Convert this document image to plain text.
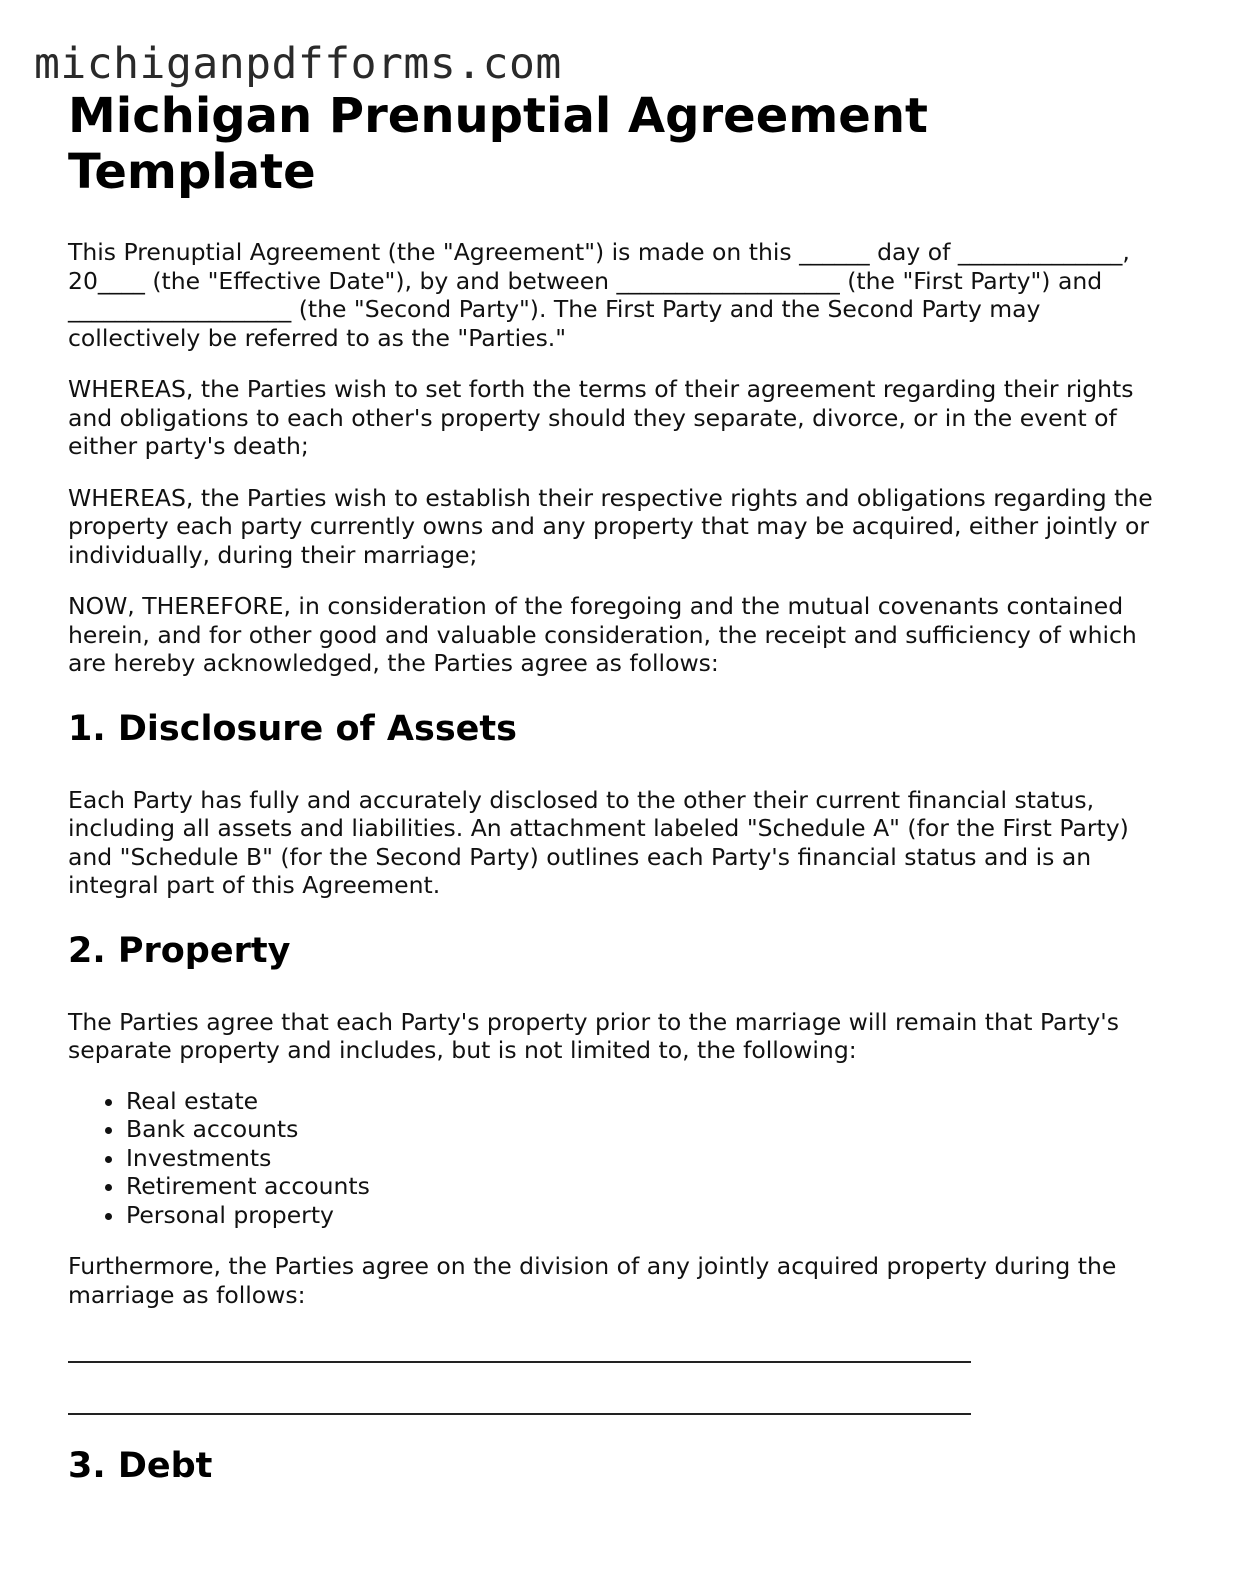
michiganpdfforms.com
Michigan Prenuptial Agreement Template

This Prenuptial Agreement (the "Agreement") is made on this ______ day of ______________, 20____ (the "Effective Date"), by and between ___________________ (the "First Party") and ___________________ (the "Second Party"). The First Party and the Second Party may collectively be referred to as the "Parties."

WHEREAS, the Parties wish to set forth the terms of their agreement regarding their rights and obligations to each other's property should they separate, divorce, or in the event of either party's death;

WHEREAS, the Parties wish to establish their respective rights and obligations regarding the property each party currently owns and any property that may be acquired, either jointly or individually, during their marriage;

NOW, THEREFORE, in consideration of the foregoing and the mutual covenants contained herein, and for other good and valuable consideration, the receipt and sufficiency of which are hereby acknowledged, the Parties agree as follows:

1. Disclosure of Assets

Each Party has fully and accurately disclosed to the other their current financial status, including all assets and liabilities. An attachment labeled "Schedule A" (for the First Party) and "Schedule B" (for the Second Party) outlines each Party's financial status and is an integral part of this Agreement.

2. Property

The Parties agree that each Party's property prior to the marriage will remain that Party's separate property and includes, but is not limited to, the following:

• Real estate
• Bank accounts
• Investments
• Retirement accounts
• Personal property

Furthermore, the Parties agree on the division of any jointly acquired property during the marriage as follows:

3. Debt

################

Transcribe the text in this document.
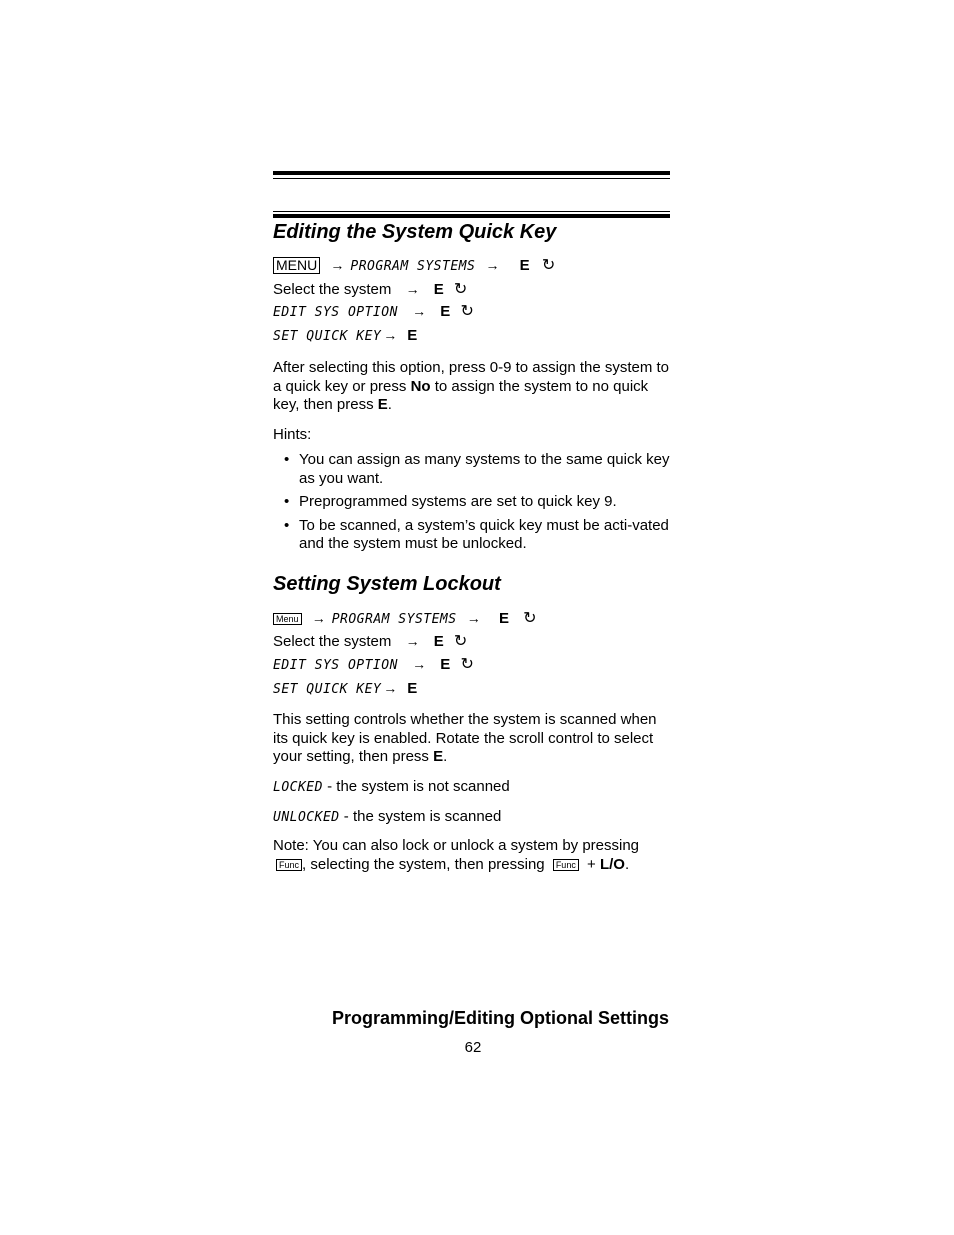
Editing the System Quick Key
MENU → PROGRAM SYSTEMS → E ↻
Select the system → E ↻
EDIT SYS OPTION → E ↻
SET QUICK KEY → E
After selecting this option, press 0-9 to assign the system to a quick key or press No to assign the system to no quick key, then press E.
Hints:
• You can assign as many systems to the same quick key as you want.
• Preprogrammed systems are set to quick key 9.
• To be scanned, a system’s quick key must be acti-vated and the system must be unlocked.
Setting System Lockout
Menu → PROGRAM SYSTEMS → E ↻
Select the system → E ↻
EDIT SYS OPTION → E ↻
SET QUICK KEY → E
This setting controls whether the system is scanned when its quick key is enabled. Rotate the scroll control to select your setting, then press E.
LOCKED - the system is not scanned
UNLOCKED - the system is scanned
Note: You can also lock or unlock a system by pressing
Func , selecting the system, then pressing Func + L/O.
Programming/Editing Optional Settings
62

################

*Written problem*.
Return all lines containing "First".

*The solution*.
This Prenuptial Agreement (the "Agreement") is made on this ______ day of ______________, 20____ (the "Effective Date"), by and between ___________________ (the "First Party") and ___________________ (the "Second Party"). The First Party and the Second Party may collectively be referred to as the "Parties."
Each Party has fully and accurately disclosed to the other their current financial status, including all assets and liabilities. An attachment labeled "Schedule A" (for the First Party) and "Schedule B" (for the Second Party) outlines each Party's financial status and is an integral part of this Agreement.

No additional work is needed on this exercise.